(Raw data)
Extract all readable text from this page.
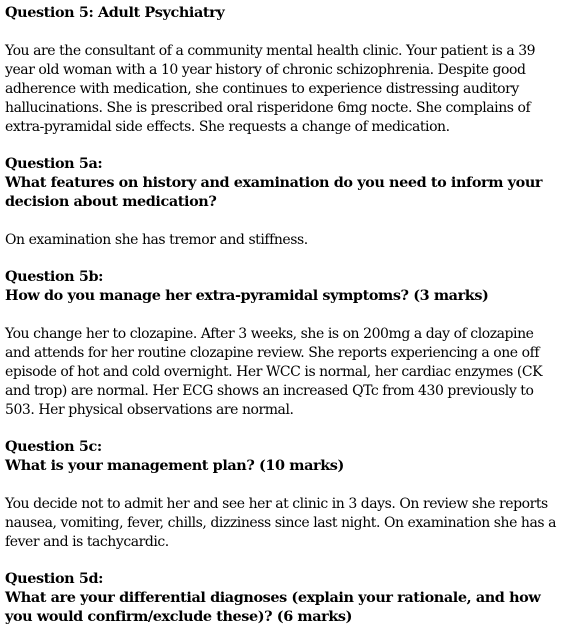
Question 5: Adult Psychiatry

You are the consultant of a community mental health clinic. Your patient is a 39 year old woman with a 10 year history of chronic schizophrenia. Despite good adherence with medication, she continues to experience distressing auditory hallucinations. She is prescribed oral risperidone 6mg nocte. She complains of extra-pyramidal side effects. She requests a change of medication.

Question 5a:

What features on history and examination do you need to inform your decision about medication?

On examination she has tremor and stiffness.

Question 5b:

How do you manage her extra-pyramidal symptoms? (3 marks)

You change her to clozapine. After 3 weeks, she is on 200mg a day of clozapine and attends for her routine clozapine review. She reports experiencing a one off episode of hot and cold overnight. Her WCC is normal, her cardiac enzymes (CK and trop) are normal. Her ECG shows an increased QTc from 430 previously to 503. Her physical observations are normal.

Question 5c:

What is your management plan? (10 marks)

You decide not to admit her and see her at clinic in 3 days. On review she reports nausea, vomiting, fever, chills, dizziness since last night. On examination she has a fever and is tachycardic.

Question 5d:

What are your differential diagnoses (explain your rationale, and how you would confirm/exclude these)? (6 marks)
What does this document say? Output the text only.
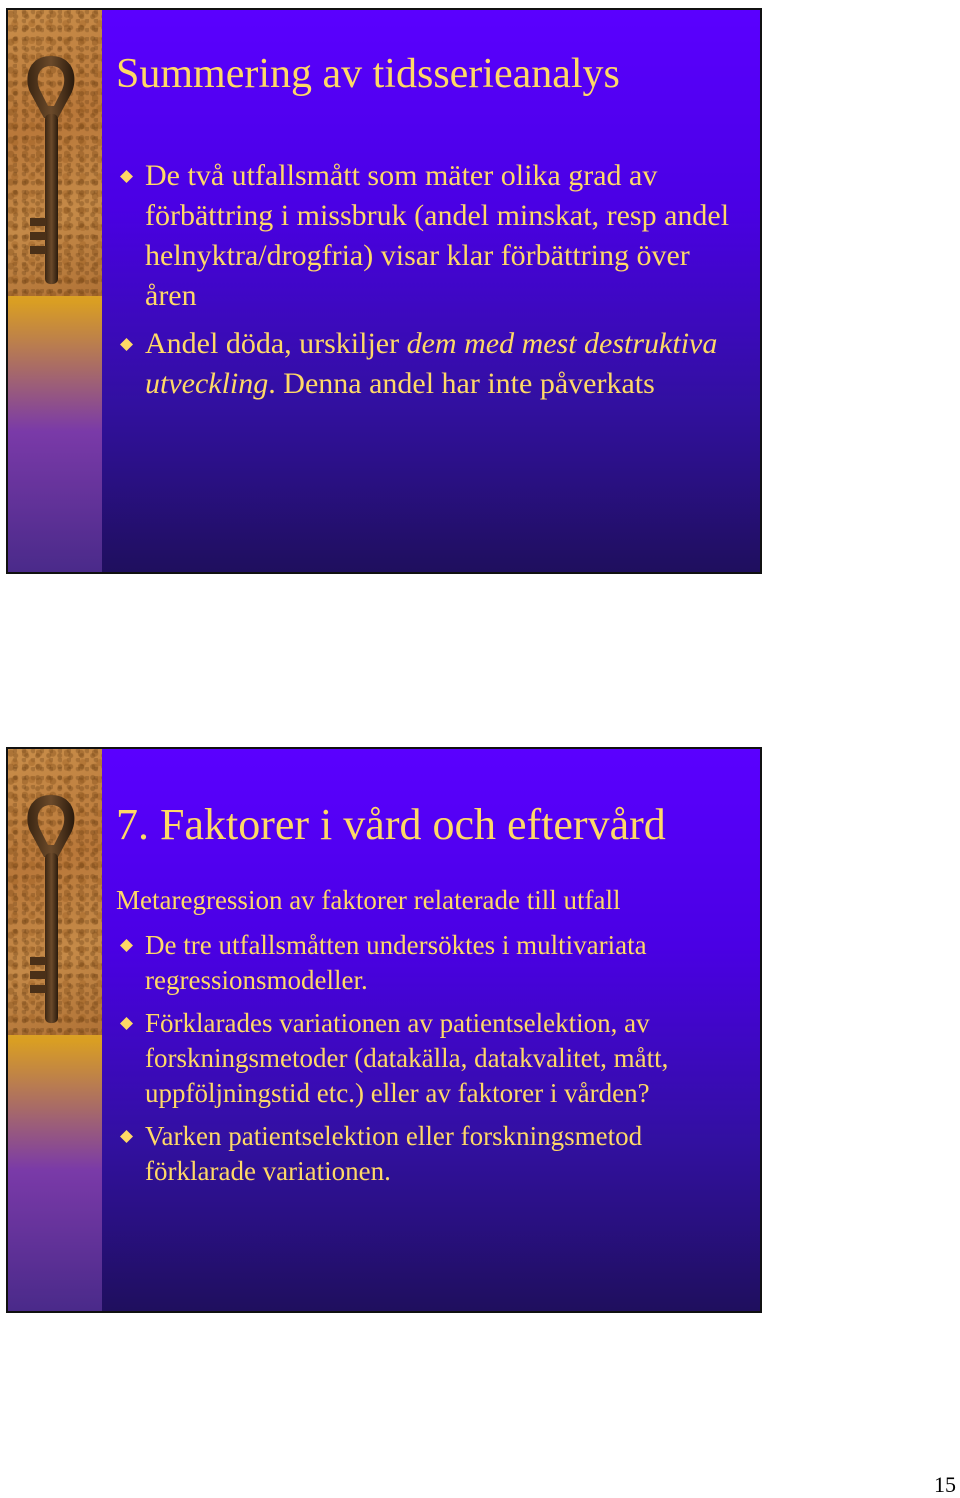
Summering av tidsserieanalys
De två utfallsmått som mäter olika grad av förbättring i missbruk (andel minskat, resp andel helnyktra/drogfria) visar klar förbättring över åren
Andel döda, urskiljer dem med mest destruktiva utveckling. Denna andel har inte påverkats
7. Faktorer i vård och eftervård
Metaregression av faktorer relaterade till utfall
De tre utfallsmåtten undersöktes i multivariata regressionsmodeller.
Förklarades variationen av patientselektion, av forskningsmetoder (datakälla, datakvalitet, mått, uppföljningstid etc.) eller av faktorer i vården?
Varken patientselektion eller forskningsmetod förklarade variationen.
15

(How to complete this task) An exact copy of every entry, pictures left out, is what to write here.

(Task solution)
Extract all readable text from this page.
Question 5: Adult Psychiatry

You are the consultant of a community mental health clinic. Your patient is a 39 year old woman with a 10 year history of chronic schizophrenia. Despite good adherence with medication, she continues to experience distressing auditory hallucinations. She is prescribed oral risperidone 6mg nocte. She complains of extra-pyramidal side effects. She requests a change of medication.

Question 5a:

What features on history and examination do you need to inform your decision about medication?

On examination she has tremor and stiffness.

Question 5b:

How do you manage her extra-pyramidal symptoms? (3 marks)

You change her to clozapine. After 3 weeks, she is on 200mg a day of clozapine and attends for her routine clozapine review. She reports experiencing a one off episode of hot and cold overnight. Her WCC is normal, her cardiac enzymes (CK and trop) are normal. Her ECG shows an increased QTc from 430 previously to 503. Her physical observations are normal.

Question 5c:

What is your management plan? (10 marks)

You decide not to admit her and see her at clinic in 3 days. On review she reports nausea, vomiting, fever, chills, dizziness since last night. On examination she has a fever and is tachycardic.

Question 5d:

What are your differential diagnoses (explain your rationale, and how you would confirm/exclude these)? (6 marks)
What does this document say? Output the text only.
Summering av tidsserieanalys
De två utfallsmått som mäter olika grad av förbättring i missbruk (andel minskat, resp andel helnyktra/drogfria) visar klar förbättring över åren
Andel döda, urskiljer dem med mest destruktiva utveckling. Denna andel har inte påverkats
7. Faktorer i vård och eftervård
Metaregression av faktorer relaterade till utfall
De tre utfallsmåtten undersöktes i multivariata regressionsmodeller.
Förklarades variationen av patientselektion, av forskningsmetoder (datakälla, datakvalitet, mått, uppföljningstid etc.) eller av faktorer i vården?
Varken patientselektion eller forskningsmetod förklarade variationen.
15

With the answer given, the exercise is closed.